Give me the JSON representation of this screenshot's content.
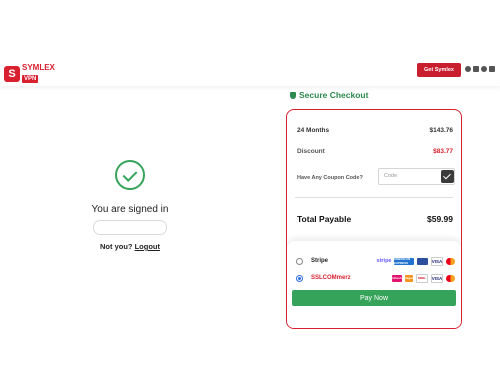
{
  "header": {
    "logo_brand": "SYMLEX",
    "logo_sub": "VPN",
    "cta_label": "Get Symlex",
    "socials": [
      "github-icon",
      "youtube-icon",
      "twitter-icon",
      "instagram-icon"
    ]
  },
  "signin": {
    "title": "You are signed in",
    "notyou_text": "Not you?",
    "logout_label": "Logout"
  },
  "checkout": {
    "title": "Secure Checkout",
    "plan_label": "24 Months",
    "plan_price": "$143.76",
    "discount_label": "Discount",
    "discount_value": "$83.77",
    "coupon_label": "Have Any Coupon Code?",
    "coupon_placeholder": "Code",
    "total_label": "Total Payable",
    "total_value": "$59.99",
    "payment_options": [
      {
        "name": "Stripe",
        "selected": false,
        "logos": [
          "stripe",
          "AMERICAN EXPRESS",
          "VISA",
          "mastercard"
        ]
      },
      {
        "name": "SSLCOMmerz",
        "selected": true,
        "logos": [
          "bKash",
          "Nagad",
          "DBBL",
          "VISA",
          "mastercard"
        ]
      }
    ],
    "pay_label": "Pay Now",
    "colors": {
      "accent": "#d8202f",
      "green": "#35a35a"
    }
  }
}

---

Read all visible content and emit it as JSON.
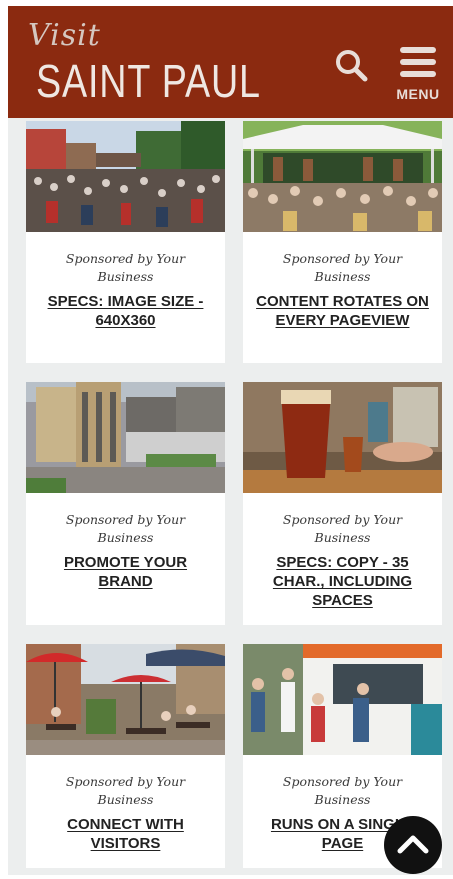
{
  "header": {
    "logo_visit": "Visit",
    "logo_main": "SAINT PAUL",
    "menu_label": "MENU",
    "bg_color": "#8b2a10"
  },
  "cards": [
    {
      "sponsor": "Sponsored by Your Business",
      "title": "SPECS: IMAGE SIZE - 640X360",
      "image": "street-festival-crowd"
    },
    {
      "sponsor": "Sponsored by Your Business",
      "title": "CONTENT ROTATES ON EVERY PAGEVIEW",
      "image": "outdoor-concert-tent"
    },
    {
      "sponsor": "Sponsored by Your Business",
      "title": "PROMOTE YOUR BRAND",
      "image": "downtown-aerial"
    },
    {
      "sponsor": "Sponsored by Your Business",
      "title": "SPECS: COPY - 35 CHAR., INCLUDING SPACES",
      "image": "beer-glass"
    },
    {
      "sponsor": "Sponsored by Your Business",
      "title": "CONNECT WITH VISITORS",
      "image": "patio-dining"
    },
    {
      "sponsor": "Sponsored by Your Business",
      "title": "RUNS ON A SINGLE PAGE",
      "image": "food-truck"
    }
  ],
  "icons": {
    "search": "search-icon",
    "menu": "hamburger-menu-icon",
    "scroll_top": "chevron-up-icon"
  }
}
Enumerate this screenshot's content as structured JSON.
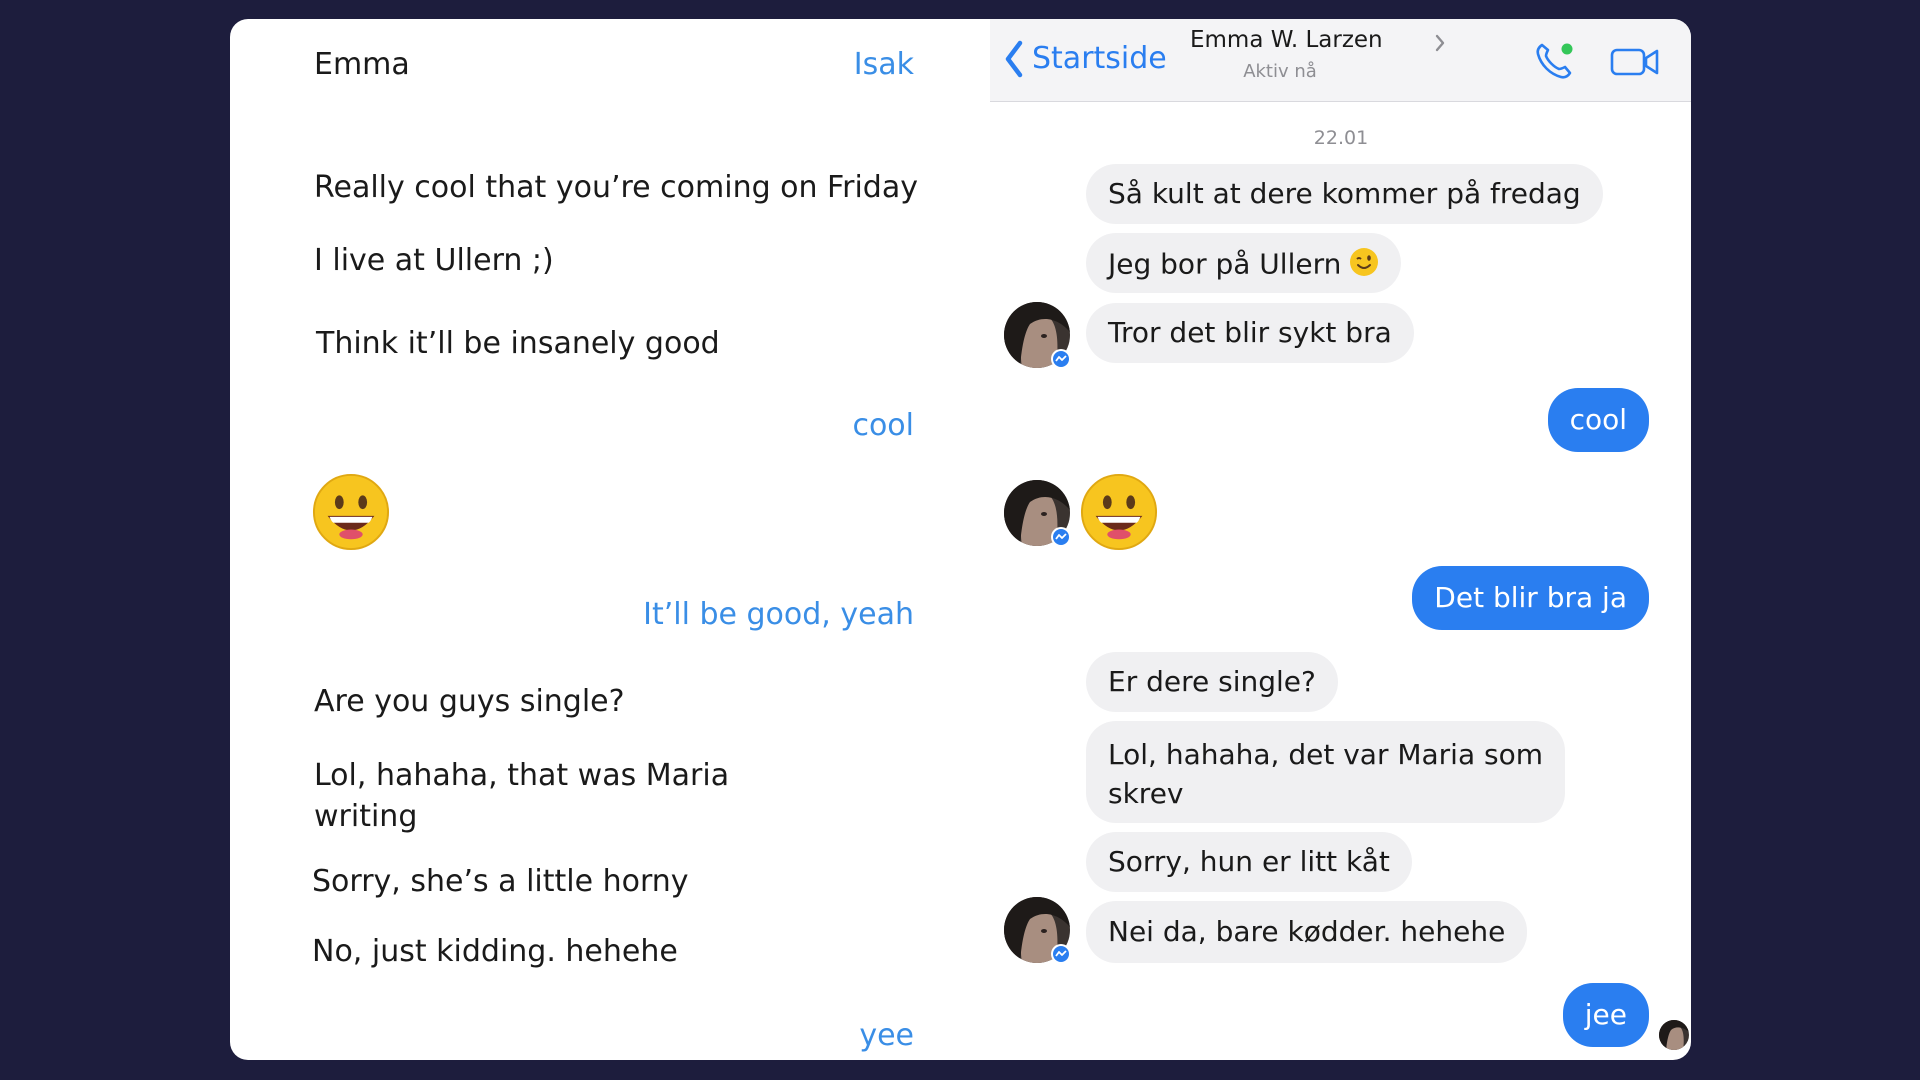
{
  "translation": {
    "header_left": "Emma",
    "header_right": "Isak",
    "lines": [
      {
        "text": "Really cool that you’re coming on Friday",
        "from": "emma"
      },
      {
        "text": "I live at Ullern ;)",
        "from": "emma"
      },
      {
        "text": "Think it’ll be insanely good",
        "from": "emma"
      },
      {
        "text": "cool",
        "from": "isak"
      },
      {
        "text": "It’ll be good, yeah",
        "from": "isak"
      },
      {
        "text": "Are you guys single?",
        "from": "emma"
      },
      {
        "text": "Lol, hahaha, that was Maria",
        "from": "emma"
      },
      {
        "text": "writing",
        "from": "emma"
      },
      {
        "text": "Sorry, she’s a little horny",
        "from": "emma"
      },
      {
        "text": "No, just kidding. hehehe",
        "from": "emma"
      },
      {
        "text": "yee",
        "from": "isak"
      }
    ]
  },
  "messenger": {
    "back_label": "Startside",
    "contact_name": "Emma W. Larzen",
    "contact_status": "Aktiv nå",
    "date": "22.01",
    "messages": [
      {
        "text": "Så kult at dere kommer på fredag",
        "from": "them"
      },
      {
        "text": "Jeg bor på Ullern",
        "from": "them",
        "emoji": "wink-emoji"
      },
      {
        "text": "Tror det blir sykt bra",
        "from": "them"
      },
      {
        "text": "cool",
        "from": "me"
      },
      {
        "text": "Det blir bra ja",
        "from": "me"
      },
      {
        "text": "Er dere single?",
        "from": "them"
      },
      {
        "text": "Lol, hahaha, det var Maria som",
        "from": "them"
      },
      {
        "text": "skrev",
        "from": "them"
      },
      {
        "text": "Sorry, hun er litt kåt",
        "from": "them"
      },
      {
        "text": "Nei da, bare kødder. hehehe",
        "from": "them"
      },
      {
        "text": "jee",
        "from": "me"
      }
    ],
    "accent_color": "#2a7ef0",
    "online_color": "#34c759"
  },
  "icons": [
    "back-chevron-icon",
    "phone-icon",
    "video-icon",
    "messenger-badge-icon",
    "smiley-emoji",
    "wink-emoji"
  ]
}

• REQUEST: State how many lines of the listing include "chevron", and nothing more.

• FINISHED TASK: 2